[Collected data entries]
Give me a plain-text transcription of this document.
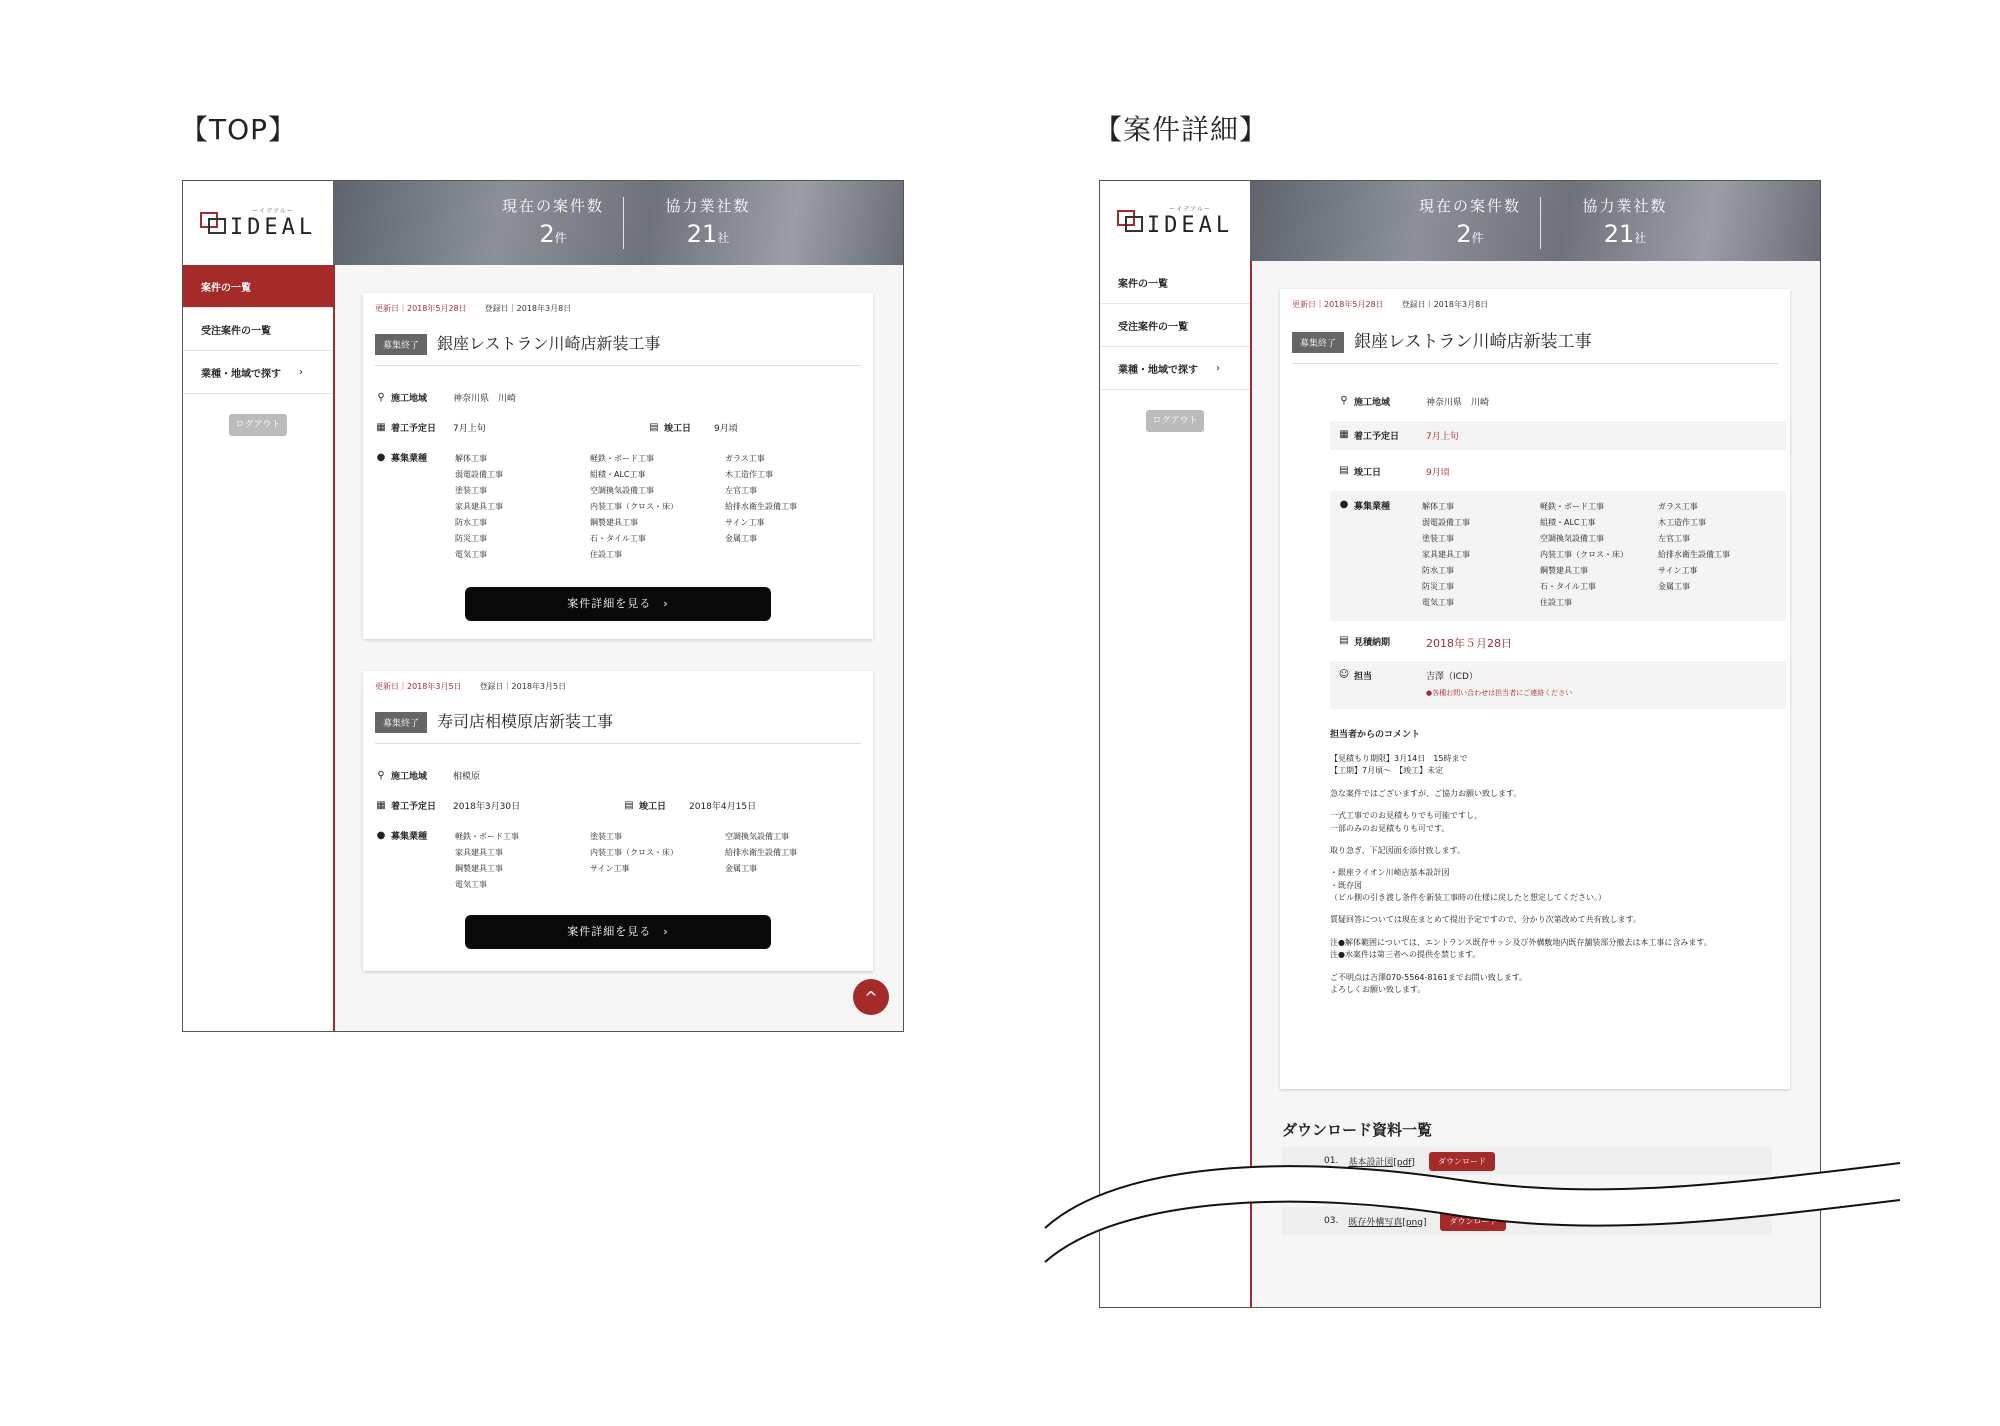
【TOP】	【案件詳細】
ーイデアルー
IDEAL
案件の一覧
受注案件の一覧
業種・地域で探す ›
ログアウト
現在の案件数
2件
協力業社数
21社
更新日｜2018年5月28日 登録日｜2018年3月8日
募集終了 銀座レストラン川崎店新装工事
⚲ 施工地域	神奈川県　川崎
▦ 着工予定日	7月上旬	▤ 竣工日	9月頃
● 募集業種	解体工事	軽鉄・ボード工事	ガラス工事
弱電設備工事	組積・ALC工事	木工造作工事
塗装工事	空調換気設備工事	左官工事
家具建具工事	内装工事（クロス・床）	給排水衛生設備工事
防水工事	鋼製建具工事	サイン工事
防災工事	石・タイル工事	金属工事
電気工事	住設工事
案件詳細を見る　›
更新日｜2018年3月5日 登録日｜2018年3月5日
募集終了 寿司店相模原店新装工事
⚲ 施工地域	相模原
▦ 着工予定日	2018年3月30日	▤ 竣工日	2018年4月15日
● 募集業種	軽鉄・ボード工事	塗装工事	空調換気設備工事
家具建具工事	内装工事（クロス・床）	給排水衛生設備工事
鋼製建具工事	サイン工事	金属工事
電気工事
案件詳細を見る　›
^
ーイデアルー
IDEAL
案件の一覧
受注案件の一覧
業種・地域で探す ›
ログアウト
現在の案件数
2件
協力業社数
21社
更新日｜2018年5月28日 登録日｜2018年3月8日
募集終了 銀座レストラン川崎店新装工事
⚲ 施工地域	神奈川県　川崎
▦ 着工予定日	7月上旬
▤ 竣工日	9月頃
● 募集業種	解体工事	軽鉄・ボード工事	ガラス工事
弱電設備工事	組積・ALC工事	木工造作工事
塗装工事	空調換気設備工事	左官工事
家具建具工事	内装工事（クロス・床）	給排水衛生設備工事
防水工事	鋼製建具工事	サイン工事
防災工事	石・タイル工事	金属工事
電気工事	住設工事
▤ 見積納期	2018年５月28日
☺ 担当	吉澤（ICD）
●各種お問い合わせは担当者にご連絡ください
担当者からのコメント
【見積もり期限】3月14日　15時まで
【工期】7月頃～　【竣工】未定
急な案件ではございますが、ご協力お願い致します。
一式工事でのお見積もりでも可能ですし、
一部のみのお見積もりも可です。
取り急ぎ、下記図面を添付致します。
・銀座ライオン川崎店基本設計図
・既存図
（ビル側の引き渡し条件を新装工事時の仕様に戻したと想定してください。）
質疑回答については現在まとめて提出予定ですので、分かり次第改めて共有致します。
注●解体範囲については、エントランス既存サッシ及び外構敷地内既存舗装部分撤去は本工事に含みます。
注●水案件は第三者への提供を禁じます。
ご不明点は吉澤070-5564-8161までお問い致します。
よろしくお願い致します。
ダウンロード資料一覧
01. 基本設計図[pdf]	ダウンロード
03. 既存外構写真[png]	ダウンロード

• **Short problem**:
Reproduce the entries above exactly. Do not include the images.

• **Result of the task**:
Give me a plain-text transcription of this document.
【TOP】	【案件詳細】
ーイデアルー
IDEAL
案件の一覧
受注案件の一覧
業種・地域で探す ›
ログアウト
現在の案件数
2件
協力業社数
21社
更新日｜2018年5月28日 登録日｜2018年3月8日
募集終了 銀座レストラン川崎店新装工事
⚲ 施工地域	神奈川県　川崎
▦ 着工予定日	7月上旬	▤ 竣工日	9月頃
● 募集業種	解体工事	軽鉄・ボード工事	ガラス工事
弱電設備工事	組積・ALC工事	木工造作工事
塗装工事	空調換気設備工事	左官工事
家具建具工事	内装工事（クロス・床）	給排水衛生設備工事
防水工事	鋼製建具工事	サイン工事
防災工事	石・タイル工事	金属工事
電気工事	住設工事
案件詳細を見る　›
更新日｜2018年3月5日 登録日｜2018年3月5日
募集終了 寿司店相模原店新装工事
⚲ 施工地域	相模原
▦ 着工予定日	2018年3月30日	▤ 竣工日	2018年4月15日
● 募集業種	軽鉄・ボード工事	塗装工事	空調換気設備工事
家具建具工事	内装工事（クロス・床）	給排水衛生設備工事
鋼製建具工事	サイン工事	金属工事
電気工事
案件詳細を見る　›
^
ーイデアルー
IDEAL
案件の一覧
受注案件の一覧
業種・地域で探す ›
ログアウト
現在の案件数
2件
協力業社数
21社
更新日｜2018年5月28日 登録日｜2018年3月8日
募集終了 銀座レストラン川崎店新装工事
⚲ 施工地域	神奈川県　川崎
▦ 着工予定日	7月上旬
▤ 竣工日	9月頃
● 募集業種	解体工事	軽鉄・ボード工事	ガラス工事
弱電設備工事	組積・ALC工事	木工造作工事
塗装工事	空調換気設備工事	左官工事
家具建具工事	内装工事（クロス・床）	給排水衛生設備工事
防水工事	鋼製建具工事	サイン工事
防災工事	石・タイル工事	金属工事
電気工事	住設工事
▤ 見積納期	2018年５月28日
☺ 担当	吉澤（ICD）
●各種お問い合わせは担当者にご連絡ください
担当者からのコメント
【見積もり期限】3月14日　15時まで
【工期】7月頃～　【竣工】未定
急な案件ではございますが、ご協力お願い致します。
一式工事でのお見積もりでも可能ですし、
一部のみのお見積もりも可です。
取り急ぎ、下記図面を添付致します。
・銀座ライオン川崎店基本設計図
・既存図
（ビル側の引き渡し条件を新装工事時の仕様に戻したと想定してください。）
質疑回答については現在まとめて提出予定ですので、分かり次第改めて共有致します。
注●解体範囲については、エントランス既存サッシ及び外構敷地内既存舗装部分撤去は本工事に含みます。
注●水案件は第三者への提供を禁じます。
ご不明点は吉澤070-5564-8161までお問い致します。
よろしくお願い致します。
ダウンロード資料一覧
01. 基本設計図[pdf]	ダウンロード
03. 既存外構写真[png]	ダウンロード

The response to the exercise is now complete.